## WHAT YOU NEED TO DO
Sort through the data and copy the lines holding the word "besar".

Saved data entries

* begin *

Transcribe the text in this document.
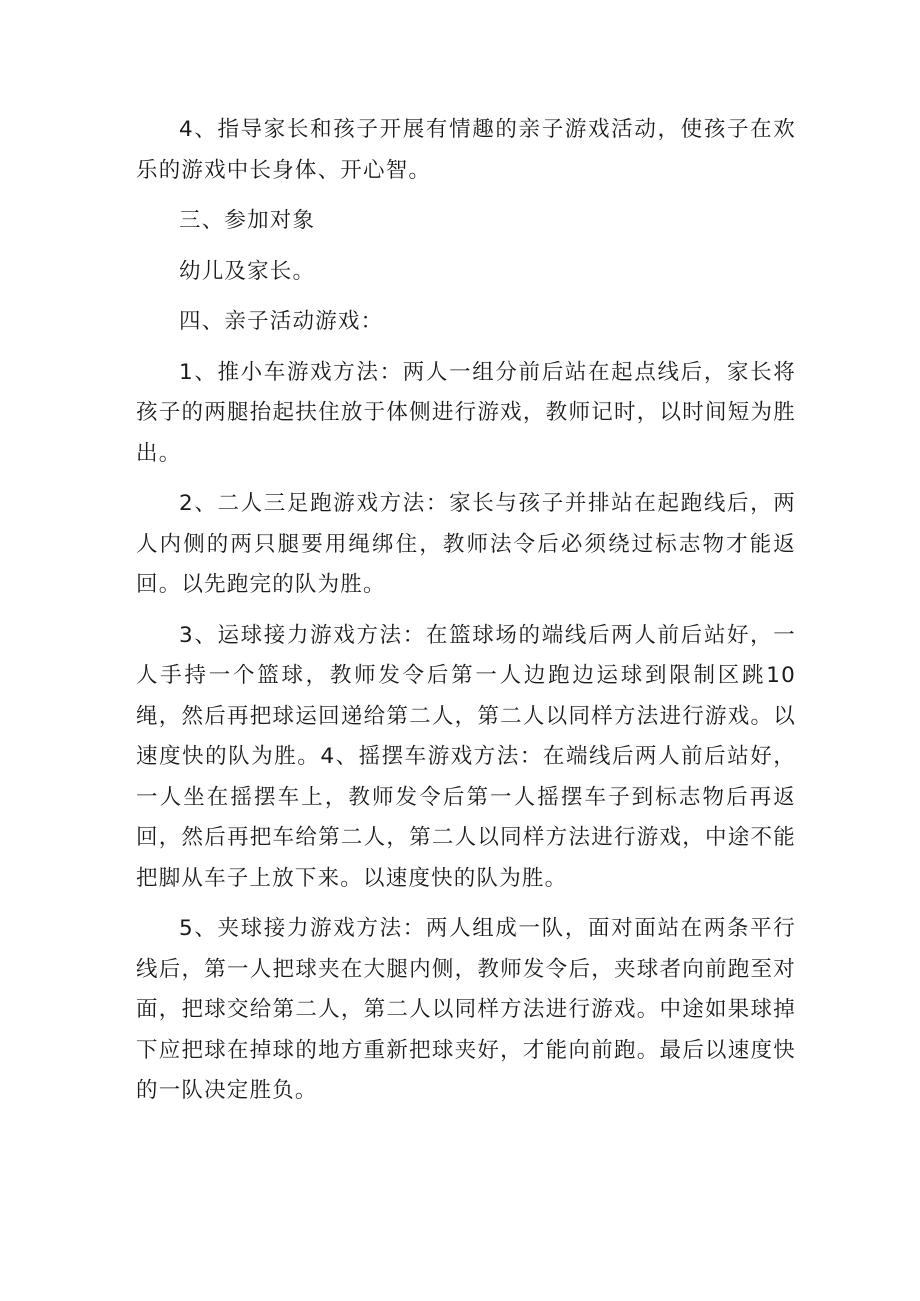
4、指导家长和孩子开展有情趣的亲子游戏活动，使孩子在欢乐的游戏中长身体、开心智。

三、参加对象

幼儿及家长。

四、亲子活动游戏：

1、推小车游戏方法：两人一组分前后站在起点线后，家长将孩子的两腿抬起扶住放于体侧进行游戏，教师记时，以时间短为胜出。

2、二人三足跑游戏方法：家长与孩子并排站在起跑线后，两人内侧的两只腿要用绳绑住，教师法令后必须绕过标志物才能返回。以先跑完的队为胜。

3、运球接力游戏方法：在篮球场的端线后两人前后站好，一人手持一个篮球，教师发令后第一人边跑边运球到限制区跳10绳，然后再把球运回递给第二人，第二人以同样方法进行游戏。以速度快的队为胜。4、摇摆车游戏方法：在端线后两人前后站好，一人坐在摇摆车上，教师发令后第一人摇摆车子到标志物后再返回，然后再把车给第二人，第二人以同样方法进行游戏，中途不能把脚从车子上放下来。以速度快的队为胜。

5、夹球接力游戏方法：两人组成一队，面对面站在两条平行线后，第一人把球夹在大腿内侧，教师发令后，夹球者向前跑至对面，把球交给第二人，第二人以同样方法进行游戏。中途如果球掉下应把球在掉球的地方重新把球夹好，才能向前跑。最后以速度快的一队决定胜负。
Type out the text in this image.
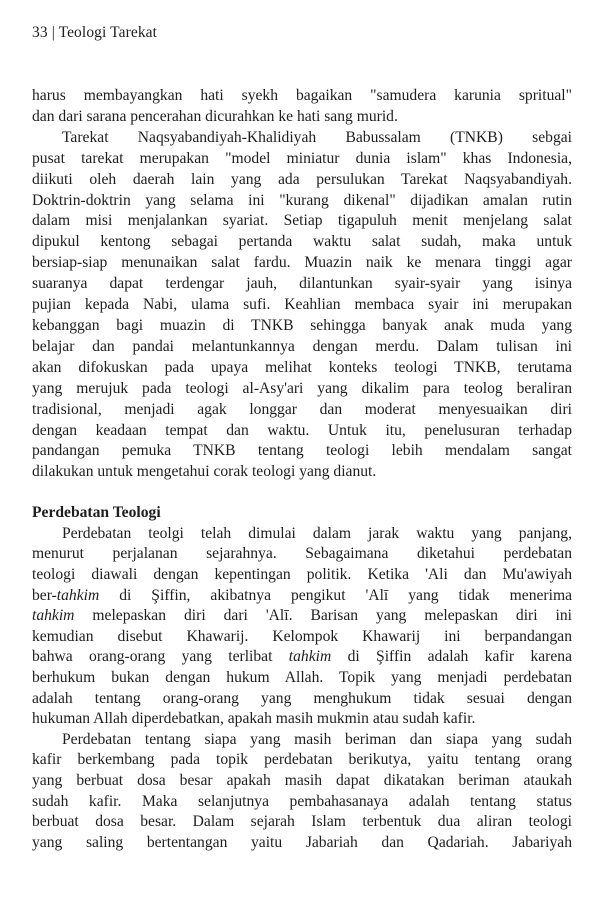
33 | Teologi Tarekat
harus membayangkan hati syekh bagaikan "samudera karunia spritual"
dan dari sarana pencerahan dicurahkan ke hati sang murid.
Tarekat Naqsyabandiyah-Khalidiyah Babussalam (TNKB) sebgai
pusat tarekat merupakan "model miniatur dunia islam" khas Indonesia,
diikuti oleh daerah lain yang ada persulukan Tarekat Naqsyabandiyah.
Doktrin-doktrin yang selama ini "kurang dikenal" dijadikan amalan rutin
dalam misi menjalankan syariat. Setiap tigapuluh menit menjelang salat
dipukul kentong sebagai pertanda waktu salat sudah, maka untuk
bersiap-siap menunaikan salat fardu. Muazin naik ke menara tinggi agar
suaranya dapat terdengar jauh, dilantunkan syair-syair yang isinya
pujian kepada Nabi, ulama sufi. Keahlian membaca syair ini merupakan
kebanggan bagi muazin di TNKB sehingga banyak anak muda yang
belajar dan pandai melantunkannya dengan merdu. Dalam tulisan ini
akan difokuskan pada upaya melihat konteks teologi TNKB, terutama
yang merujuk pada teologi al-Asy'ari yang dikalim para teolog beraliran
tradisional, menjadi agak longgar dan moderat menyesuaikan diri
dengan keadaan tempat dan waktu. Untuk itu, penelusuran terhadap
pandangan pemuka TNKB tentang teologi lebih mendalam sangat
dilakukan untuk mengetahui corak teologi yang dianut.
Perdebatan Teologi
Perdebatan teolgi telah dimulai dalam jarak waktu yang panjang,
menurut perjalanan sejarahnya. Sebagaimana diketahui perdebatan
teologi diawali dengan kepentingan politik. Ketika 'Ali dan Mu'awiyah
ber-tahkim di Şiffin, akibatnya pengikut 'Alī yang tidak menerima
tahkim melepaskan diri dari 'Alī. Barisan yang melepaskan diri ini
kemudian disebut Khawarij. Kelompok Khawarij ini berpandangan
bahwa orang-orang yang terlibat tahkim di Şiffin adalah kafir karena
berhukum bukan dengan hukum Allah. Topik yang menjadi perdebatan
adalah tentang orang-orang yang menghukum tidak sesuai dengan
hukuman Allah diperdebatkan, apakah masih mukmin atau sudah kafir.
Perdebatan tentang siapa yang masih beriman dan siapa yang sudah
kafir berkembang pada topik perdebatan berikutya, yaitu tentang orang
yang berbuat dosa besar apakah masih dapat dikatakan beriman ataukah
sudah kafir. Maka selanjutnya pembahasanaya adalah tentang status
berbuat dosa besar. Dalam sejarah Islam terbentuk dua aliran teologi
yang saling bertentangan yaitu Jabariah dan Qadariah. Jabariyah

* end *
* begin *

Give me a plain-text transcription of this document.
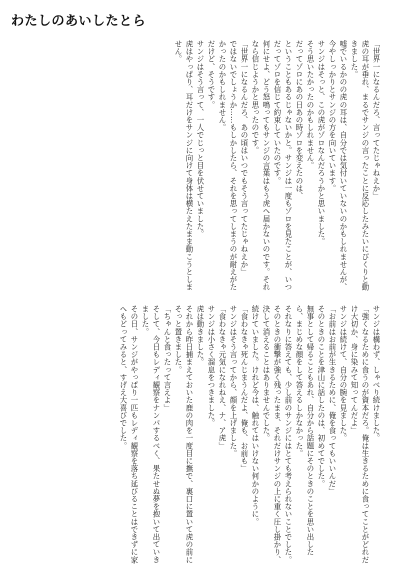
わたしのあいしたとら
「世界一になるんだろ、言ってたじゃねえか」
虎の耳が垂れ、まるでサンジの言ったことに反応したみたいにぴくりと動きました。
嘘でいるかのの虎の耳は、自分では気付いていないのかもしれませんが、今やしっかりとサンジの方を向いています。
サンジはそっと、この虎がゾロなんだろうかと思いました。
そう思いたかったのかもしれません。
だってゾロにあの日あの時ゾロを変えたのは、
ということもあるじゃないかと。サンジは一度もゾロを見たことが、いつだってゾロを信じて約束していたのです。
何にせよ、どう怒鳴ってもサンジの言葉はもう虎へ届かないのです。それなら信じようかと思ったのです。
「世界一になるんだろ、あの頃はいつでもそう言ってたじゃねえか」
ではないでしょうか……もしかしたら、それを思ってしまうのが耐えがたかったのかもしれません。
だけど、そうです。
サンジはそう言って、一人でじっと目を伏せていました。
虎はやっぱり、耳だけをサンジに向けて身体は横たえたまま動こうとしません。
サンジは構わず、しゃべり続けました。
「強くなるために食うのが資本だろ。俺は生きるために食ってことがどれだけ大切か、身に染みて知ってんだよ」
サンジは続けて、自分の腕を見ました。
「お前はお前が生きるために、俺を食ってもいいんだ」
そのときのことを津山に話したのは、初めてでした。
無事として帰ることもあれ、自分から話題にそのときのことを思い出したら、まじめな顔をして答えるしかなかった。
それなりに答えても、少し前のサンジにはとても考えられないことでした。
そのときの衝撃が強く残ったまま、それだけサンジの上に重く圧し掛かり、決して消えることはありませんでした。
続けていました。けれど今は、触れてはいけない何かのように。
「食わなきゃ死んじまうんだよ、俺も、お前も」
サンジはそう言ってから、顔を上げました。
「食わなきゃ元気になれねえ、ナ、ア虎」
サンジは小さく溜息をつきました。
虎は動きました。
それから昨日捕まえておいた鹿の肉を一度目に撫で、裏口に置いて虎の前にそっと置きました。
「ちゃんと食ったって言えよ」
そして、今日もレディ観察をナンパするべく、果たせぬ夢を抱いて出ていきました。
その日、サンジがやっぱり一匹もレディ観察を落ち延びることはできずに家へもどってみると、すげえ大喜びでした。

* end *

## FINISHED ANSWER
yang berbuat dosa besar apakah masih dapat dikatakan beriman ataukah
berbuat dosa besar. Dalam sejarah Islam terbentuk dua aliran teologi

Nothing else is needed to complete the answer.